- **Request**: Present the data once more in exactly its original form.

- **Records provided**:
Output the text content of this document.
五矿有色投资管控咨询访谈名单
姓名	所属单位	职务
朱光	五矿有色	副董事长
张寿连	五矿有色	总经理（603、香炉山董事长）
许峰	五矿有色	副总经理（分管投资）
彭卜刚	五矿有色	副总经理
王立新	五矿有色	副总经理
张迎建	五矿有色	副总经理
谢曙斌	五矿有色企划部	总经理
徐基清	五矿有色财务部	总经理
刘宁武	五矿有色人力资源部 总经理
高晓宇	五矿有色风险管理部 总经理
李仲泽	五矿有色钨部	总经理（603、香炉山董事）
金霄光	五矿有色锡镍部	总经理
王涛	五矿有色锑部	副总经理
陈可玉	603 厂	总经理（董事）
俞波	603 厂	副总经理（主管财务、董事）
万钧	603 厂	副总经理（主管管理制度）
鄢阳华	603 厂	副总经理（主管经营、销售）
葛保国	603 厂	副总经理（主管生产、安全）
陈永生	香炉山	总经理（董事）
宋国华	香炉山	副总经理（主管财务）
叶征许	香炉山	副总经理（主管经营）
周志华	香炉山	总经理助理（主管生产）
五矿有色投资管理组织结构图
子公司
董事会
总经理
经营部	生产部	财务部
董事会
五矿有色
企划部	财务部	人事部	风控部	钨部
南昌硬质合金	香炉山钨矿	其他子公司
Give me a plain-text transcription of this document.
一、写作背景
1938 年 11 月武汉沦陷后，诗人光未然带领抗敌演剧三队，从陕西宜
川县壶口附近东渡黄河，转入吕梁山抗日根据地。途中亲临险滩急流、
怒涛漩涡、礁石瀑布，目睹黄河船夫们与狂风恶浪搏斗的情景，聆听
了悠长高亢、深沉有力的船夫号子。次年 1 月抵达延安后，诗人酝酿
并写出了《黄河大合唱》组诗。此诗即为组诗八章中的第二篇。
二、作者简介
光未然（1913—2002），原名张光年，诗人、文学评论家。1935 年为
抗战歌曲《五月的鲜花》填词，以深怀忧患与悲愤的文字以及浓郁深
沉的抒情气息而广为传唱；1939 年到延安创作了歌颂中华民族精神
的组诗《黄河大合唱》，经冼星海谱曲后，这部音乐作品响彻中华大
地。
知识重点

- **Solution to the exercise**:
Output the text content of this document.
五矿有色投资管控咨询访谈名单
姓名	所属单位	职务
朱光	五矿有色	副董事长
张寿连	五矿有色	总经理（603、香炉山董事长）
许峰	五矿有色	副总经理（分管投资）
彭卜刚	五矿有色	副总经理
王立新	五矿有色	副总经理
张迎建	五矿有色	副总经理
谢曙斌	五矿有色企划部	总经理
徐基清	五矿有色财务部	总经理
刘宁武	五矿有色人力资源部 总经理
高晓宇	五矿有色风险管理部 总经理
李仲泽	五矿有色钨部	总经理（603、香炉山董事）
金霄光	五矿有色锡镍部	总经理
王涛	五矿有色锑部	副总经理
陈可玉	603 厂	总经理（董事）
俞波	603 厂	副总经理（主管财务、董事）
万钧	603 厂	副总经理（主管管理制度）
鄢阳华	603 厂	副总经理（主管经营、销售）
葛保国	603 厂	副总经理（主管生产、安全）
陈永生	香炉山	总经理（董事）
宋国华	香炉山	副总经理（主管财务）
叶征许	香炉山	副总经理（主管经营）
周志华	香炉山	总经理助理（主管生产）
五矿有色投资管理组织结构图
子公司
董事会
总经理
经营部	生产部	财务部
董事会
五矿有色
企划部	财务部	人事部	风控部	钨部
南昌硬质合金	香炉山钨矿	其他子公司
Give me a plain-text transcription of this document.
一、写作背景
1938 年 11 月武汉沦陷后，诗人光未然带领抗敌演剧三队，从陕西宜
川县壶口附近东渡黄河，转入吕梁山抗日根据地。途中亲临险滩急流、
怒涛漩涡、礁石瀑布，目睹黄河船夫们与狂风恶浪搏斗的情景，聆听
了悠长高亢、深沉有力的船夫号子。次年 1 月抵达延安后，诗人酝酿
并写出了《黄河大合唱》组诗。此诗即为组诗八章中的第二篇。
二、作者简介
光未然（1913—2002），原名张光年，诗人、文学评论家。1935 年为
抗战歌曲《五月的鲜花》填词，以深怀忧患与悲愤的文字以及浓郁深
沉的抒情气息而广为传唱；1939 年到延安创作了歌颂中华民族精神
的组诗《黄河大合唱》，经冼星海谱曲后，这部音乐作品响彻中华大
地。
知识重点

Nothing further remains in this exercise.